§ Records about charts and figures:
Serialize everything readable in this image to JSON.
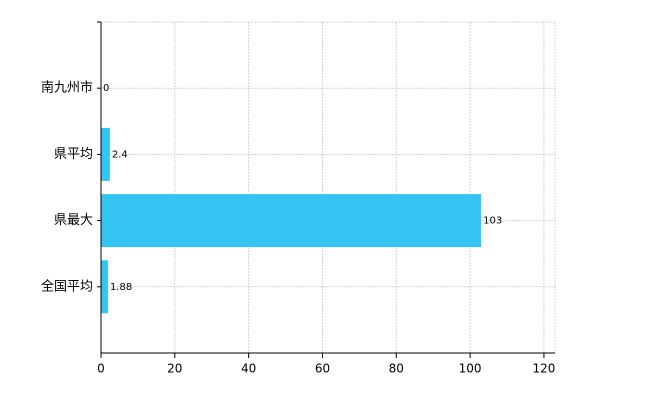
{
  "chart_data": {
    "type": "bar",
    "orientation": "horizontal",
    "categories": [
      "南九州市",
      "県平均",
      "県最大",
      "全国平均"
    ],
    "values": [
      0,
      2.4,
      103,
      1.88
    ],
    "color": "#33c4f2",
    "xlim": [
      0,
      123
    ],
    "xticks": [
      0,
      20,
      40,
      60,
      80,
      100,
      120
    ],
    "grid": true
  }
}
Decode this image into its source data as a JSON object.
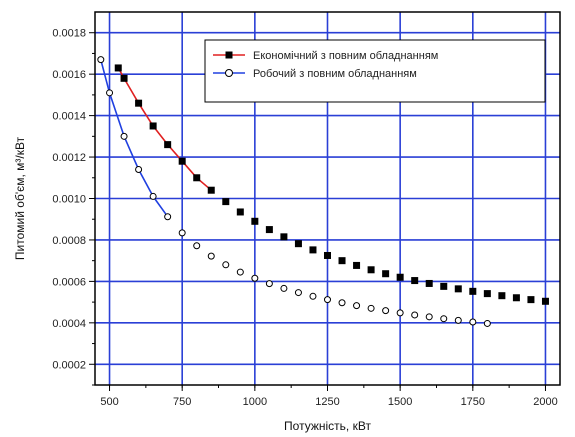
{
  "chart_data": {
    "type": "line",
    "xlabel": "Потужність, кВт",
    "ylabel": "Питомий об'єм, м³/кВт",
    "xlim": [
      450,
      2050
    ],
    "ylim": [
      0.0001,
      0.0019
    ],
    "x_ticks": [
      500,
      750,
      1000,
      1250,
      1500,
      1750,
      2000
    ],
    "x_tick_labels": [
      "500",
      "750",
      "1000",
      "1250",
      "1500",
      "1750",
      "2000"
    ],
    "y_ticks": [
      0.0002,
      0.0004,
      0.0006,
      0.0008,
      0.001,
      0.0012,
      0.0014,
      0.0016,
      0.0018
    ],
    "y_tick_labels": [
      "0.0002",
      "0.0004",
      "0.0006",
      "0.0008",
      "0.0010",
      "0.0012",
      "0.0014",
      "0.0016",
      "0.0018"
    ],
    "grid": true,
    "legend_position": "top-right",
    "colors": {
      "grid": "#2a3fd6",
      "series1_marker": "#000000",
      "series1_fit": "#e02020",
      "series2_fit": "#2040e0",
      "axis": "#000000"
    },
    "series": [
      {
        "name": "Економічний з повним обладнанням",
        "marker": "filled-square",
        "x": [
          530,
          550,
          600,
          650,
          700,
          750,
          800,
          850,
          900,
          950,
          1000,
          1050,
          1100,
          1150,
          1200,
          1250,
          1300,
          1350,
          1400,
          1450,
          1500,
          1550,
          1600,
          1650,
          1700,
          1750,
          1800,
          1850,
          1900,
          1950,
          2000
        ],
        "values": [
          0.00163,
          0.00158,
          0.00146,
          0.00135,
          0.00126,
          0.00118,
          0.0011,
          0.00104,
          0.000985,
          0.000935,
          0.00089,
          0.00085,
          0.000815,
          0.000782,
          0.000752,
          0.000725,
          0.0007,
          0.000677,
          0.000656,
          0.000637,
          0.00062,
          0.000604,
          0.00059,
          0.000576,
          0.000564,
          0.000552,
          0.000541,
          0.000531,
          0.000521,
          0.000512,
          0.000504
        ]
      },
      {
        "name": "Робочий з повним обладнанням",
        "marker": "open-circle",
        "x": [
          470,
          500,
          550,
          600,
          650,
          700,
          750,
          800,
          850,
          900,
          950,
          1000,
          1050,
          1100,
          1150,
          1200,
          1250,
          1300,
          1350,
          1400,
          1450,
          1500,
          1550,
          1600,
          1650,
          1700,
          1750,
          1800
        ],
        "values": [
          0.00167,
          0.00151,
          0.0013,
          0.00114,
          0.00101,
          0.000912,
          0.000834,
          0.000772,
          0.000722,
          0.00068,
          0.000645,
          0.000615,
          0.000589,
          0.000566,
          0.000546,
          0.000528,
          0.000512,
          0.000497,
          0.000483,
          0.00047,
          0.000459,
          0.000448,
          0.000438,
          0.000429,
          0.00042,
          0.000412,
          0.000404,
          0.000397
        ]
      }
    ]
  }
}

§ Task prompt: Copy whichever lines in the listing above contain the word "JSON".

§ Result:
Serialize everything readable in this image to JSON.
Decode this image into its source data as a JSON object.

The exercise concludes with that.